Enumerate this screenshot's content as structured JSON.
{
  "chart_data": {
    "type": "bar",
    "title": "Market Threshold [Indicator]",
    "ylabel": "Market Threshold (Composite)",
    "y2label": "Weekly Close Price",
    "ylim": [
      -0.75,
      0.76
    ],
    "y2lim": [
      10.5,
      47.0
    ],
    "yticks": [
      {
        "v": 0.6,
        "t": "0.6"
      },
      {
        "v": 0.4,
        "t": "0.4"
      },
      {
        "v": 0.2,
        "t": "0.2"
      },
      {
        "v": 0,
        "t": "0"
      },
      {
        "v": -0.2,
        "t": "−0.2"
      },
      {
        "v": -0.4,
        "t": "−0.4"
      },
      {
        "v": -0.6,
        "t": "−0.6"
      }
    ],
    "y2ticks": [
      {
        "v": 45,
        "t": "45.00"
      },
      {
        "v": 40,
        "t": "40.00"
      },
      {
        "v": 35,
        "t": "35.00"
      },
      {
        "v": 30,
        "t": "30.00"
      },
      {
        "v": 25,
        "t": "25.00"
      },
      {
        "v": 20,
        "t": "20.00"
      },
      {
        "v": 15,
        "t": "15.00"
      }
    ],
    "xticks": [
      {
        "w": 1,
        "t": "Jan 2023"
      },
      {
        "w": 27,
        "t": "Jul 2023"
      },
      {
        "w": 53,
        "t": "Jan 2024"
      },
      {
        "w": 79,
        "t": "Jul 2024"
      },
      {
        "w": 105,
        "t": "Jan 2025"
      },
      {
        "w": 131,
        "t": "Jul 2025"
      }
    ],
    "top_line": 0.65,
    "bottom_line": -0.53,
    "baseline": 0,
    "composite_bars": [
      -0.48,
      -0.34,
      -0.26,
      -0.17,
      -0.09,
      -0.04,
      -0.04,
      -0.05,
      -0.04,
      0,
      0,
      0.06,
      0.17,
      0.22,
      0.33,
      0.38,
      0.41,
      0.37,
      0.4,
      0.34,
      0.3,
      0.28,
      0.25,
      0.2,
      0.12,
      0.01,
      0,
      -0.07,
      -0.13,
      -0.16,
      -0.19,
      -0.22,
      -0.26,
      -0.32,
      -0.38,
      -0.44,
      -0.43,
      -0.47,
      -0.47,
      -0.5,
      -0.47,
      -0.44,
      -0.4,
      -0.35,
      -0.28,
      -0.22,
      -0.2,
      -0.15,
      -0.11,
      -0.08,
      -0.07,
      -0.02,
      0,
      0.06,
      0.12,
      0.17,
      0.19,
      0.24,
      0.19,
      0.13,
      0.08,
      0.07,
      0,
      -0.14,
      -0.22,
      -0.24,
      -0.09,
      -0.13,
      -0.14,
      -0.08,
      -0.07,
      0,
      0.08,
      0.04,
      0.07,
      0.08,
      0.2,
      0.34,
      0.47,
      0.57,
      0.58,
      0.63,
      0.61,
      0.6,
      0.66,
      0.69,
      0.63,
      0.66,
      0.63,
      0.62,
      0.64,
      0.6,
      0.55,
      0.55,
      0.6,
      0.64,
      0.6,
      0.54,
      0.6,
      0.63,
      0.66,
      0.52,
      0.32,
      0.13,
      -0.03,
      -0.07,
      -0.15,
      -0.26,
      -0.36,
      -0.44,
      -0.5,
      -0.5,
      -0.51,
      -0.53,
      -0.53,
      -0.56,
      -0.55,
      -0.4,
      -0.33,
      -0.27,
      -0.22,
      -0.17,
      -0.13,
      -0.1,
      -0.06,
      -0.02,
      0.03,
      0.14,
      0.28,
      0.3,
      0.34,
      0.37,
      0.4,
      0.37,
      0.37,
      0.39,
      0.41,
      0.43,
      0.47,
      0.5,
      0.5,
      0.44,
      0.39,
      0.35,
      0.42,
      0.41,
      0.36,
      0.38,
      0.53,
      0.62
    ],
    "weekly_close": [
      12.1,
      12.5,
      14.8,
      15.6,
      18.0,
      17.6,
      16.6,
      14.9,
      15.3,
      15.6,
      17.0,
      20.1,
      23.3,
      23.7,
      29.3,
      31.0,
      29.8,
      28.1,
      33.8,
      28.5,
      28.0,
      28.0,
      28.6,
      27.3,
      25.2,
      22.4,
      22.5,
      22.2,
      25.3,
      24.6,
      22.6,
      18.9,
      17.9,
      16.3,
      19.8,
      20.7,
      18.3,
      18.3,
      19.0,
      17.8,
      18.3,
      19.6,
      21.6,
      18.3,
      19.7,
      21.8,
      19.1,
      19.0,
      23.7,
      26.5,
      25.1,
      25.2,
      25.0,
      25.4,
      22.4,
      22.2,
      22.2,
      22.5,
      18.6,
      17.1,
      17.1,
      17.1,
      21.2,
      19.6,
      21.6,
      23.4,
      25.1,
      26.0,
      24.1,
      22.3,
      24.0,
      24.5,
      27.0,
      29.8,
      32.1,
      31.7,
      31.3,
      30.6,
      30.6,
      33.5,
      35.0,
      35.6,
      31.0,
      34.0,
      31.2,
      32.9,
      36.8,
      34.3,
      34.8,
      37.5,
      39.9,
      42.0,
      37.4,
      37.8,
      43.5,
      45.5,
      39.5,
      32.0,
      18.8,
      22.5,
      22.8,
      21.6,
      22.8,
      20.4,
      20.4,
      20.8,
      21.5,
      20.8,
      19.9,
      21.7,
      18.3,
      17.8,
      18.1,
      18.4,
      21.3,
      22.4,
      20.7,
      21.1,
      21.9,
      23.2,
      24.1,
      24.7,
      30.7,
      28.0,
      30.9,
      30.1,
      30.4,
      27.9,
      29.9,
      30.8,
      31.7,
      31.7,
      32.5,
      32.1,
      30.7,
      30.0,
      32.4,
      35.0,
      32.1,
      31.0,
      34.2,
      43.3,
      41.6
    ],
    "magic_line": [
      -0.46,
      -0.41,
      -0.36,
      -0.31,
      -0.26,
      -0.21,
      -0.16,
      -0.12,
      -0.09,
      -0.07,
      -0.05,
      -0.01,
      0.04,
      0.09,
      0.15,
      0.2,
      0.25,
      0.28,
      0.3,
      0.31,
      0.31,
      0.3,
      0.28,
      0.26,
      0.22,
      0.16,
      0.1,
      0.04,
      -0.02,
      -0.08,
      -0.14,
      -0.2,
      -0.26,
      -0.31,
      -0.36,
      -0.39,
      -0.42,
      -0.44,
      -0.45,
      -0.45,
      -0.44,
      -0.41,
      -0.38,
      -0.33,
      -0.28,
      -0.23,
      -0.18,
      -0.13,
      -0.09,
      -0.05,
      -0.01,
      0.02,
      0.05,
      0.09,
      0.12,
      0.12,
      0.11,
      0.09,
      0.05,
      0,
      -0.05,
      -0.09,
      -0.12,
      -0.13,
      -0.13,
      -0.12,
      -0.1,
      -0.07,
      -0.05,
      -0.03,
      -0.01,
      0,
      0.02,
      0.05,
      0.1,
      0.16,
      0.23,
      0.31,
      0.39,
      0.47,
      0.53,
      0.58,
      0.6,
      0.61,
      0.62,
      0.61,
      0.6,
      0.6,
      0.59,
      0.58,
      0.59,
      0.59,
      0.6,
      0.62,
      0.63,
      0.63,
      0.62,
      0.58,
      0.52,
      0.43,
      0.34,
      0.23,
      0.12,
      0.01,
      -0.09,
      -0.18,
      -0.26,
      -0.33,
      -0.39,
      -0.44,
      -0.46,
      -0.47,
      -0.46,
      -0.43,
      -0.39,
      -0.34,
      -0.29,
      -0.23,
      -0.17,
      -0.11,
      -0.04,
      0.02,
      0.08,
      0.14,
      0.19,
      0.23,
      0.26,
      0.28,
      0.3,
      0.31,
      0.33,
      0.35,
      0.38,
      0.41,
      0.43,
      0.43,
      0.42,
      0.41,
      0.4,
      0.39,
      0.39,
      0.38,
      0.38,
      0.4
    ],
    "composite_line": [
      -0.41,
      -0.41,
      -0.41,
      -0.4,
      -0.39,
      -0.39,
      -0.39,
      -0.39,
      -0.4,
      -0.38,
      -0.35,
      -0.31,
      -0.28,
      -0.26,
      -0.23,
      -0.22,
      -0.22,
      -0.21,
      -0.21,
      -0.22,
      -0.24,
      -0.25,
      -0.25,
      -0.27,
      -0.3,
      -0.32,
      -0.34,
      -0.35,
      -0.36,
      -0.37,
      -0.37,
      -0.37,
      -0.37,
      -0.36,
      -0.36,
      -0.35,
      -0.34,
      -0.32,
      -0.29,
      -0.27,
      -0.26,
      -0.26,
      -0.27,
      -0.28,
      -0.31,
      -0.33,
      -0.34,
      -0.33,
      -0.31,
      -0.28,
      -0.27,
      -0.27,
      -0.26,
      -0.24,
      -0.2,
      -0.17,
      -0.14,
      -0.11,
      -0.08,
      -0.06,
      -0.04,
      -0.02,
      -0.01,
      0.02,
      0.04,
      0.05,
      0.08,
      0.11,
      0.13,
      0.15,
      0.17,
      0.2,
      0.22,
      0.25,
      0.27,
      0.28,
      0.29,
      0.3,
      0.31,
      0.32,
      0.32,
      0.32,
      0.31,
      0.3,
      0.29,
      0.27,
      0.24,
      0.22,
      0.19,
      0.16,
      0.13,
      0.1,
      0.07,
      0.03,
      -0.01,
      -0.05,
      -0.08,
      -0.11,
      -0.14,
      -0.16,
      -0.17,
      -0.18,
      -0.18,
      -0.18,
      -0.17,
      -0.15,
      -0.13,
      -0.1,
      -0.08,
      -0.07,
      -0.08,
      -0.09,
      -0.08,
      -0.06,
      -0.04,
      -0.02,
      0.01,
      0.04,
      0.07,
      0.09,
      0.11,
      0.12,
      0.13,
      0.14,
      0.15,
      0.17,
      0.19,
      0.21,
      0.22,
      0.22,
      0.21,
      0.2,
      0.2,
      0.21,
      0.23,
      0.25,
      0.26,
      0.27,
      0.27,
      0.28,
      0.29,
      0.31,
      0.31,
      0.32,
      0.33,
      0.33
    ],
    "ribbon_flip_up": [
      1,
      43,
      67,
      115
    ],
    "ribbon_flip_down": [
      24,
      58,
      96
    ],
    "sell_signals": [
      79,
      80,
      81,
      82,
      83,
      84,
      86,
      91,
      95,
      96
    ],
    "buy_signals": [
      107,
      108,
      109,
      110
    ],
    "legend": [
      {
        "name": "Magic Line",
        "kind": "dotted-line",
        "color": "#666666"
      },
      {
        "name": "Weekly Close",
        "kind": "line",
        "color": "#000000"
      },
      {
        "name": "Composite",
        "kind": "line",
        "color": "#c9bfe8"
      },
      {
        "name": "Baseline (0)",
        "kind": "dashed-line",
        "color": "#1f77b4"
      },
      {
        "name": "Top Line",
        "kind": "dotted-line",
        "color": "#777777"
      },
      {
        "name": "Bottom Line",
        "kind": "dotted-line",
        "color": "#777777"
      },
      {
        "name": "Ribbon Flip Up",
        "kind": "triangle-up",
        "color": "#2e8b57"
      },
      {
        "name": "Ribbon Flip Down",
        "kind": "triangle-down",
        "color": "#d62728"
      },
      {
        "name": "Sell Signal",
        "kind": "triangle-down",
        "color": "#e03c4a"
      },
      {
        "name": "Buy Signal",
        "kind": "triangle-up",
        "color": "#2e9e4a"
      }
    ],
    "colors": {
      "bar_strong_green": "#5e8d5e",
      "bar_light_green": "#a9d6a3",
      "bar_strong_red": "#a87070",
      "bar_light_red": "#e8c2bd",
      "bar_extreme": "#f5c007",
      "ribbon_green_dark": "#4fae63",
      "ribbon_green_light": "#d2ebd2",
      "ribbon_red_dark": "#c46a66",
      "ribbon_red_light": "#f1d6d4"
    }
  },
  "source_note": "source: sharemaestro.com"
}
● ● ● ●
→ **Goal of the exercise**: Tally the lines of the material above that contain the word "name" and report the total alone.

→ **Task response**: 10